▶

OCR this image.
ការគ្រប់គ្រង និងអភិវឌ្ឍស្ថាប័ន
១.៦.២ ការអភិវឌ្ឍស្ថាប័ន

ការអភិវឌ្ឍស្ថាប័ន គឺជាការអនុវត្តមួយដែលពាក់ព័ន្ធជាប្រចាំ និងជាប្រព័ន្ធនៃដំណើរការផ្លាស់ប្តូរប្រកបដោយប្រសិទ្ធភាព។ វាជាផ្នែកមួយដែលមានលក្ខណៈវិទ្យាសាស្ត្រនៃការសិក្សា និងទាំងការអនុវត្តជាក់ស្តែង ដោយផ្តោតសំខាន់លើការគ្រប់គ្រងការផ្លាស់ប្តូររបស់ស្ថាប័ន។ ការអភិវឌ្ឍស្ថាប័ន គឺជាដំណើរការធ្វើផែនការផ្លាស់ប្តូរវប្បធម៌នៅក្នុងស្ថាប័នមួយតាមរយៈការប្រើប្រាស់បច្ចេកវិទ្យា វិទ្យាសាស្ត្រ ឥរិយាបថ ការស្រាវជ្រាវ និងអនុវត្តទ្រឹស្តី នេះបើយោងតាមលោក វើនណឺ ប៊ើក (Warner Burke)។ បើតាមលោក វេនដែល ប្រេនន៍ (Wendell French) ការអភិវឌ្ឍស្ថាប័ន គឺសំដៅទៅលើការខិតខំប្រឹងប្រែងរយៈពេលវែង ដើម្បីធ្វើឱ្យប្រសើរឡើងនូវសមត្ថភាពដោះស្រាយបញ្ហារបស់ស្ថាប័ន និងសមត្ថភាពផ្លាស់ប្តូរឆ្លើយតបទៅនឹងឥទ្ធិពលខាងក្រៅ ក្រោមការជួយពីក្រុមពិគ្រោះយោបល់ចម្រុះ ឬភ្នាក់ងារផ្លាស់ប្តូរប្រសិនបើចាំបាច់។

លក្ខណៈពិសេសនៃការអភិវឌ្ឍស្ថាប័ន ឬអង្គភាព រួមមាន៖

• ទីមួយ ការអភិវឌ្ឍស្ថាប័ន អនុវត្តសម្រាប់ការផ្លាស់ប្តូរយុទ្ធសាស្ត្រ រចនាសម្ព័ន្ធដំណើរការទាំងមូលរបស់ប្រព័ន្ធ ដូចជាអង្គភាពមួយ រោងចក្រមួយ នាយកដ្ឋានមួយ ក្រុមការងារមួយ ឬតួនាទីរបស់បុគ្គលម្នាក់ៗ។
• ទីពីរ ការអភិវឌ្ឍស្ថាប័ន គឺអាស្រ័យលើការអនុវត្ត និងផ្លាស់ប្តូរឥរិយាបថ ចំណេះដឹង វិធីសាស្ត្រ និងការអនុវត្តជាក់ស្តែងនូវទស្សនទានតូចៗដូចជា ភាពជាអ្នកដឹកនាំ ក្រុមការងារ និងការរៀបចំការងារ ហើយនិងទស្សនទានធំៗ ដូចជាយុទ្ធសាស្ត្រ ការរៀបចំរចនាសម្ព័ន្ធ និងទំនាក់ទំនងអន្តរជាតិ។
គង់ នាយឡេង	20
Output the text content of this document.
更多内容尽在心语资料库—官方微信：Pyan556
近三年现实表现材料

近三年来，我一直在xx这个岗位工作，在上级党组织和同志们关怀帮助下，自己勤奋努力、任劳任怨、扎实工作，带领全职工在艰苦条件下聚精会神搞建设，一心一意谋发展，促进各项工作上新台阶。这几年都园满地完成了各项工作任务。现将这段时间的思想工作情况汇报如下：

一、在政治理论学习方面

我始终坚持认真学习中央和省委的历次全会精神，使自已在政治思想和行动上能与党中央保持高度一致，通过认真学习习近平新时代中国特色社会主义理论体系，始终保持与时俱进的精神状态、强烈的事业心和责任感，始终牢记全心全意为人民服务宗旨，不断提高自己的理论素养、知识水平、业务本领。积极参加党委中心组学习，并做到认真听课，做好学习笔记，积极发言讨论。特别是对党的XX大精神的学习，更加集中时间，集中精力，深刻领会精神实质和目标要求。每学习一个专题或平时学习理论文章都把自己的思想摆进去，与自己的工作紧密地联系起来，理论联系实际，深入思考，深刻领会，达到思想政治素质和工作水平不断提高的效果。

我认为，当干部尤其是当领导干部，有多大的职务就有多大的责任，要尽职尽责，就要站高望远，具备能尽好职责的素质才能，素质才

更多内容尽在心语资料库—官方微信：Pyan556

◀

Your instructions. Repeat the data exactly. Leave nothing out.

Complete response.
OCR this image.
ការគ្រប់គ្រង និងអភិវឌ្ឍស្ថាប័ន
១.៦.២ ការអភិវឌ្ឍស្ថាប័ន

ការអភិវឌ្ឍស្ថាប័ន គឺជាការអនុវត្តមួយដែលពាក់ព័ន្ធជាប្រចាំ និងជាប្រព័ន្ធនៃដំណើរការផ្លាស់ប្តូរប្រកបដោយប្រសិទ្ធភាព។ វាជាផ្នែកមួយដែលមានលក្ខណៈវិទ្យាសាស្ត្រនៃការសិក្សា និងទាំងការអនុវត្តជាក់ស្តែង ដោយផ្តោតសំខាន់លើការគ្រប់គ្រងការផ្លាស់ប្តូររបស់ស្ថាប័ន។ ការអភិវឌ្ឍស្ថាប័ន គឺជាដំណើរការធ្វើផែនការផ្លាស់ប្តូរវប្បធម៌នៅក្នុងស្ថាប័នមួយតាមរយៈការប្រើប្រាស់បច្ចេកវិទ្យា វិទ្យាសាស្ត្រ ឥរិយាបថ ការស្រាវជ្រាវ និងអនុវត្តទ្រឹស្តី នេះបើយោងតាមលោក វើនណឺ ប៊ើក (Warner Burke)។ បើតាមលោក វេនដែល ប្រេនន៍ (Wendell French) ការអភិវឌ្ឍស្ថាប័ន គឺសំដៅទៅលើការខិតខំប្រឹងប្រែងរយៈពេលវែង ដើម្បីធ្វើឱ្យប្រសើរឡើងនូវសមត្ថភាពដោះស្រាយបញ្ហារបស់ស្ថាប័ន និងសមត្ថភាពផ្លាស់ប្តូរឆ្លើយតបទៅនឹងឥទ្ធិពលខាងក្រៅ ក្រោមការជួយពីក្រុមពិគ្រោះយោបល់ចម្រុះ ឬភ្នាក់ងារផ្លាស់ប្តូរប្រសិនបើចាំបាច់។

លក្ខណៈពិសេសនៃការអភិវឌ្ឍស្ថាប័ន ឬអង្គភាព រួមមាន៖

• ទីមួយ ការអភិវឌ្ឍស្ថាប័ន អនុវត្តសម្រាប់ការផ្លាស់ប្តូរយុទ្ធសាស្ត្រ រចនាសម្ព័ន្ធដំណើរការទាំងមូលរបស់ប្រព័ន្ធ ដូចជាអង្គភាពមួយ រោងចក្រមួយ នាយកដ្ឋានមួយ ក្រុមការងារមួយ ឬតួនាទីរបស់បុគ្គលម្នាក់ៗ។
• ទីពីរ ការអភិវឌ្ឍស្ថាប័ន គឺអាស្រ័យលើការអនុវត្ត និងផ្លាស់ប្តូរឥរិយាបថ ចំណេះដឹង វិធីសាស្ត្រ និងការអនុវត្តជាក់ស្តែងនូវទស្សនទានតូចៗដូចជា ភាពជាអ្នកដឹកនាំ ក្រុមការងារ និងការរៀបចំការងារ ហើយនិងទស្សនទានធំៗ ដូចជាយុទ្ធសាស្ត្រ ការរៀបចំរចនាសម្ព័ន្ធ និងទំនាក់ទំនងអន្តរជាតិ។
គង់ នាយឡេង	20
Output the text content of this document.
更多内容尽在心语资料库—官方微信：Pyan556
近三年现实表现材料

近三年来，我一直在xx这个岗位工作，在上级党组织和同志们关怀帮助下，自己勤奋努力、任劳任怨、扎实工作，带领全职工在艰苦条件下聚精会神搞建设，一心一意谋发展，促进各项工作上新台阶。这几年都园满地完成了各项工作任务。现将这段时间的思想工作情况汇报如下：

一、在政治理论学习方面

我始终坚持认真学习中央和省委的历次全会精神，使自已在政治思想和行动上能与党中央保持高度一致，通过认真学习习近平新时代中国特色社会主义理论体系，始终保持与时俱进的精神状态、强烈的事业心和责任感，始终牢记全心全意为人民服务宗旨，不断提高自己的理论素养、知识水平、业务本领。积极参加党委中心组学习，并做到认真听课，做好学习笔记，积极发言讨论。特别是对党的XX大精神的学习，更加集中时间，集中精力，深刻领会精神实质和目标要求。每学习一个专题或平时学习理论文章都把自己的思想摆进去，与自己的工作紧密地联系起来，理论联系实际，深入思考，深刻领会，达到思想政治素质和工作水平不断提高的效果。

我认为，当干部尤其是当领导干部，有多大的职务就有多大的责任，要尽职尽责，就要站高望远，具备能尽好职责的素质才能，素质才

更多内容尽在心语资料库—官方微信：Pyan556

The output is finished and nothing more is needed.